Copy out the whole listing exactly as written, leaving the pictures behind.

### MATERIAL FOR THIS EXERCISE ###

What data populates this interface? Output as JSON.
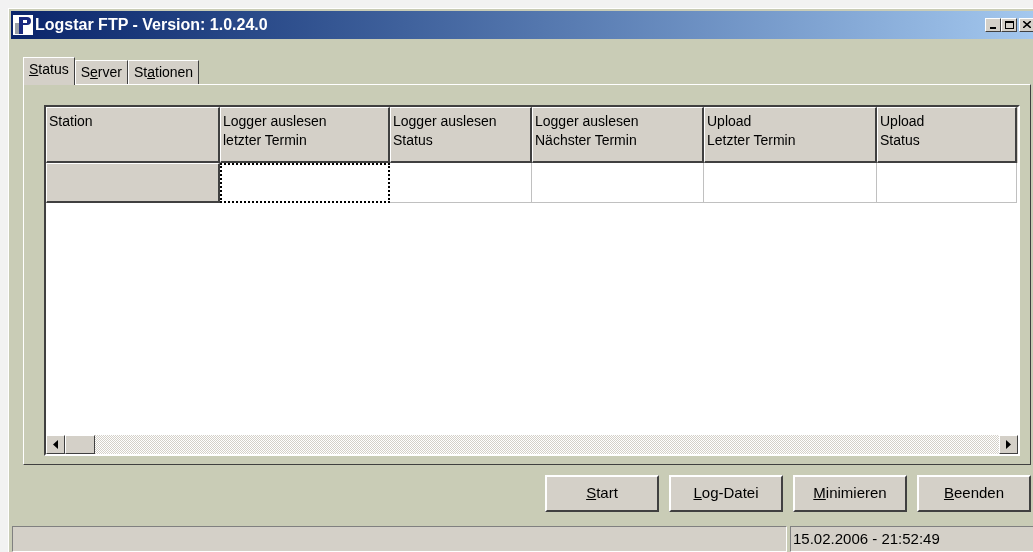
{
  "window": {
    "title": "Logstar FTP - Version: 1.0.24.0"
  },
  "tabs": [
    {
      "label": [
        {
          "text": "S",
          "underline": true
        },
        {
          "text": "tatus",
          "underline": false
        }
      ],
      "selected": true
    },
    {
      "label": [
        {
          "text": "S",
          "underline": false
        },
        {
          "text": "e",
          "underline": true
        },
        {
          "text": "rver",
          "underline": false
        }
      ],
      "selected": false
    },
    {
      "label": [
        {
          "text": "St",
          "underline": false
        },
        {
          "text": "a",
          "underline": true
        },
        {
          "text": "tionen",
          "underline": false
        }
      ],
      "selected": false
    }
  ],
  "table": {
    "columns": [
      "Station",
      "Logger auslesen\nletzter Termin",
      "Logger auslesen\nStatus",
      "Logger auslesen\nNächster Termin",
      "Upload\nLetzter Termin",
      "Upload\nStatus"
    ],
    "rows": [
      {
        "cells": [
          {
            "focused": true
          },
          {
            "focused": false
          },
          {
            "focused": false
          },
          {
            "focused": false
          },
          {
            "focused": false
          }
        ]
      }
    ]
  },
  "buttons": [
    {
      "label": [
        {
          "text": "S",
          "underline": true
        },
        {
          "text": "tart",
          "underline": false
        }
      ]
    },
    {
      "label": [
        {
          "text": "L",
          "underline": true
        },
        {
          "text": "og-Datei",
          "underline": false
        }
      ]
    },
    {
      "label": [
        {
          "text": "M",
          "underline": true
        },
        {
          "text": "inimieren",
          "underline": false
        }
      ]
    },
    {
      "label": [
        {
          "text": "B",
          "underline": true
        },
        {
          "text": "eenden",
          "underline": false
        }
      ]
    }
  ],
  "status_bar": {
    "datetime": "15.02.2006 - 21:52:49"
  }
}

###

▸ PROBLEM SOLUTION:
What data populates this interface? Output as JSON.
{
  "window": {
    "title": "Logstar FTP - Version: 1.0.24.0"
  },
  "tabs": [
    {
      "label": [
        {
          "text": "S",
          "underline": true
        },
        {
          "text": "tatus",
          "underline": false
        }
      ],
      "selected": true
    },
    {
      "label": [
        {
          "text": "S",
          "underline": false
        },
        {
          "text": "e",
          "underline": true
        },
        {
          "text": "rver",
          "underline": false
        }
      ],
      "selected": false
    },
    {
      "label": [
        {
          "text": "St",
          "underline": false
        },
        {
          "text": "a",
          "underline": true
        },
        {
          "text": "tionen",
          "underline": false
        }
      ],
      "selected": false
    }
  ],
  "table": {
    "columns": [
      "Station",
      "Logger auslesen\nletzter Termin",
      "Logger auslesen\nStatus",
      "Logger auslesen\nNächster Termin",
      "Upload\nLetzter Termin",
      "Upload\nStatus"
    ],
    "rows": [
      {
        "cells": [
          {
            "focused": true
          },
          {
            "focused": false
          },
          {
            "focused": false
          },
          {
            "focused": false
          },
          {
            "focused": false
          }
        ]
      }
    ]
  },
  "buttons": [
    {
      "label": [
        {
          "text": "S",
          "underline": true
        },
        {
          "text": "tart",
          "underline": false
        }
      ]
    },
    {
      "label": [
        {
          "text": "L",
          "underline": true
        },
        {
          "text": "og-Datei",
          "underline": false
        }
      ]
    },
    {
      "label": [
        {
          "text": "M",
          "underline": true
        },
        {
          "text": "inimieren",
          "underline": false
        }
      ]
    },
    {
      "label": [
        {
          "text": "B",
          "underline": true
        },
        {
          "text": "eenden",
          "underline": false
        }
      ]
    }
  ],
  "status_bar": {
    "datetime": "15.02.2006 - 21:52:49"
  }
}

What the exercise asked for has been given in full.